## Begin INFORMATION PROVIDED

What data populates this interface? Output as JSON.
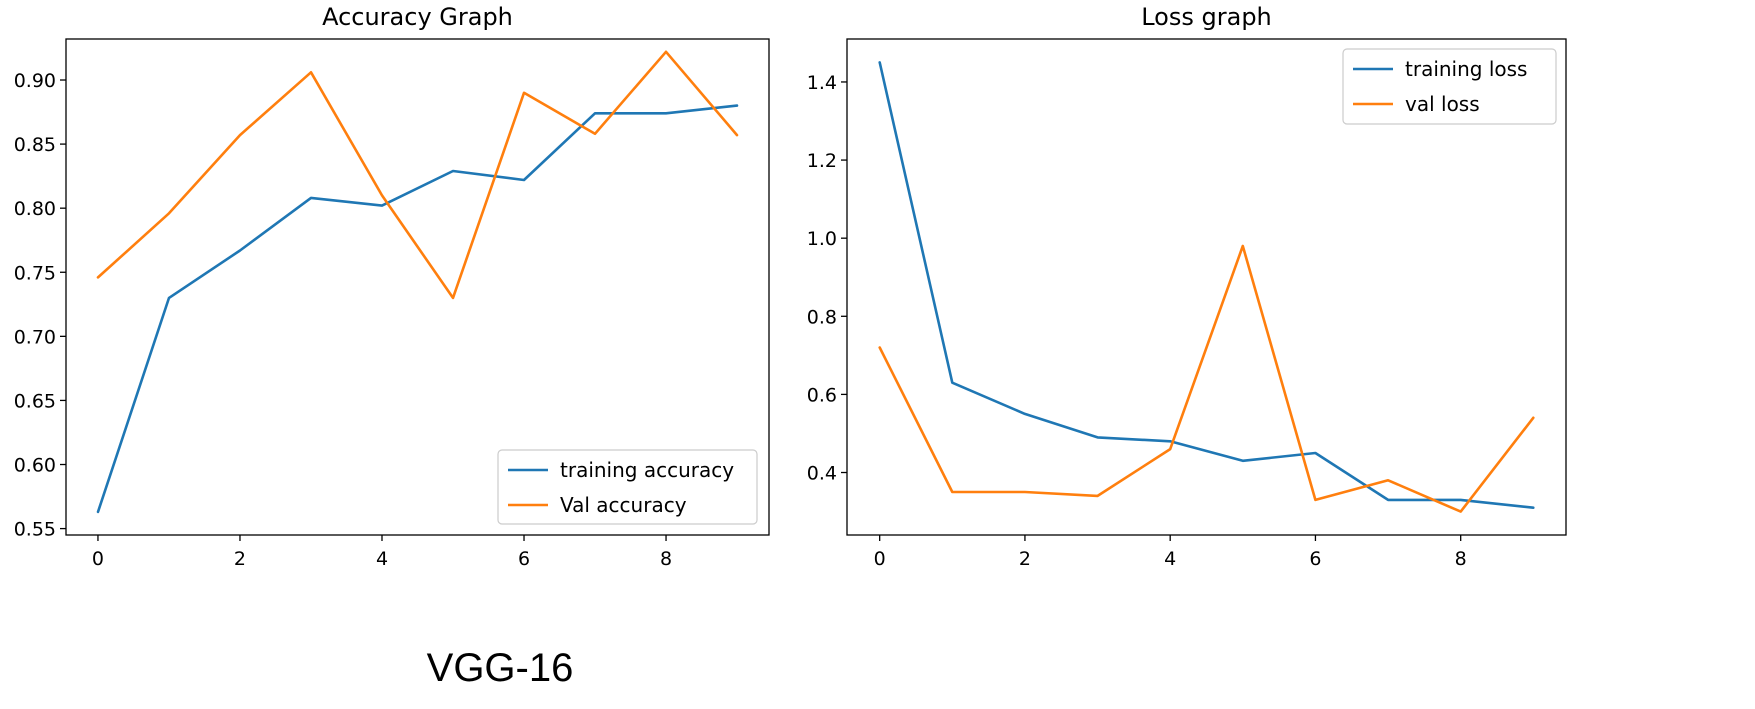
{
  "figure_caption": "VGG-16",
  "colors": {
    "series1": "#1f77b4",
    "series2": "#ff7f0e",
    "axes": "#000000",
    "legend_border": "#cccccc"
  },
  "chart_data": [
    {
      "type": "line",
      "title": "Accuracy Graph",
      "xlabel": "",
      "ylabel": "",
      "xlim": [
        -0.45,
        9.45
      ],
      "ylim": [
        0.545,
        0.932
      ],
      "xticks": [
        0,
        2,
        4,
        6,
        8
      ],
      "yticks": [
        0.55,
        0.6,
        0.65,
        0.7,
        0.75,
        0.8,
        0.85,
        0.9
      ],
      "ytick_labels": [
        "0.55",
        "0.60",
        "0.65",
        "0.70",
        "0.75",
        "0.80",
        "0.85",
        "0.90"
      ],
      "legend_position": "lower-right",
      "x": [
        0,
        1,
        2,
        3,
        4,
        5,
        6,
        7,
        8,
        9
      ],
      "series": [
        {
          "name": "training accuracy",
          "color": "#1f77b4",
          "values": [
            0.563,
            0.73,
            0.767,
            0.808,
            0.802,
            0.829,
            0.822,
            0.874,
            0.874,
            0.88
          ]
        },
        {
          "name": "Val accuracy",
          "color": "#ff7f0e",
          "values": [
            0.746,
            0.796,
            0.857,
            0.906,
            0.81,
            0.73,
            0.89,
            0.858,
            0.922,
            0.857
          ]
        }
      ]
    },
    {
      "type": "line",
      "title": "Loss graph",
      "xlabel": "",
      "ylabel": "",
      "xlim": [
        -0.45,
        9.45
      ],
      "ylim": [
        0.24,
        1.51
      ],
      "xticks": [
        0,
        2,
        4,
        6,
        8
      ],
      "yticks": [
        0.4,
        0.6,
        0.8,
        1.0,
        1.2,
        1.4
      ],
      "ytick_labels": [
        "0.4",
        "0.6",
        "0.8",
        "1.0",
        "1.2",
        "1.4"
      ],
      "legend_position": "upper-right",
      "x": [
        0,
        1,
        2,
        3,
        4,
        5,
        6,
        7,
        8,
        9
      ],
      "series": [
        {
          "name": "training loss",
          "color": "#1f77b4",
          "values": [
            1.45,
            0.63,
            0.55,
            0.49,
            0.48,
            0.43,
            0.45,
            0.33,
            0.33,
            0.31
          ]
        },
        {
          "name": "val loss",
          "color": "#ff7f0e",
          "values": [
            0.72,
            0.35,
            0.35,
            0.34,
            0.46,
            0.98,
            0.33,
            0.38,
            0.3,
            0.54
          ]
        }
      ]
    }
  ]
}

## End INFORMATION PROVIDED

_SET PROBLEM_
From the entries above, output every line exactly and omit any image.

_COMPLETED TASK_
What data populates this interface? Output as JSON.
{
  "figure_caption": "VGG-16",
  "colors": {
    "series1": "#1f77b4",
    "series2": "#ff7f0e",
    "axes": "#000000",
    "legend_border": "#cccccc"
  },
  "chart_data": [
    {
      "type": "line",
      "title": "Accuracy Graph",
      "xlabel": "",
      "ylabel": "",
      "xlim": [
        -0.45,
        9.45
      ],
      "ylim": [
        0.545,
        0.932
      ],
      "xticks": [
        0,
        2,
        4,
        6,
        8
      ],
      "yticks": [
        0.55,
        0.6,
        0.65,
        0.7,
        0.75,
        0.8,
        0.85,
        0.9
      ],
      "ytick_labels": [
        "0.55",
        "0.60",
        "0.65",
        "0.70",
        "0.75",
        "0.80",
        "0.85",
        "0.90"
      ],
      "legend_position": "lower-right",
      "x": [
        0,
        1,
        2,
        3,
        4,
        5,
        6,
        7,
        8,
        9
      ],
      "series": [
        {
          "name": "training accuracy",
          "color": "#1f77b4",
          "values": [
            0.563,
            0.73,
            0.767,
            0.808,
            0.802,
            0.829,
            0.822,
            0.874,
            0.874,
            0.88
          ]
        },
        {
          "name": "Val accuracy",
          "color": "#ff7f0e",
          "values": [
            0.746,
            0.796,
            0.857,
            0.906,
            0.81,
            0.73,
            0.89,
            0.858,
            0.922,
            0.857
          ]
        }
      ]
    },
    {
      "type": "line",
      "title": "Loss graph",
      "xlabel": "",
      "ylabel": "",
      "xlim": [
        -0.45,
        9.45
      ],
      "ylim": [
        0.24,
        1.51
      ],
      "xticks": [
        0,
        2,
        4,
        6,
        8
      ],
      "yticks": [
        0.4,
        0.6,
        0.8,
        1.0,
        1.2,
        1.4
      ],
      "ytick_labels": [
        "0.4",
        "0.6",
        "0.8",
        "1.0",
        "1.2",
        "1.4"
      ],
      "legend_position": "upper-right",
      "x": [
        0,
        1,
        2,
        3,
        4,
        5,
        6,
        7,
        8,
        9
      ],
      "series": [
        {
          "name": "training loss",
          "color": "#1f77b4",
          "values": [
            1.45,
            0.63,
            0.55,
            0.49,
            0.48,
            0.43,
            0.45,
            0.33,
            0.33,
            0.31
          ]
        },
        {
          "name": "val loss",
          "color": "#ff7f0e",
          "values": [
            0.72,
            0.35,
            0.35,
            0.34,
            0.46,
            0.98,
            0.33,
            0.38,
            0.3,
            0.54
          ]
        }
      ]
    }
  ]
}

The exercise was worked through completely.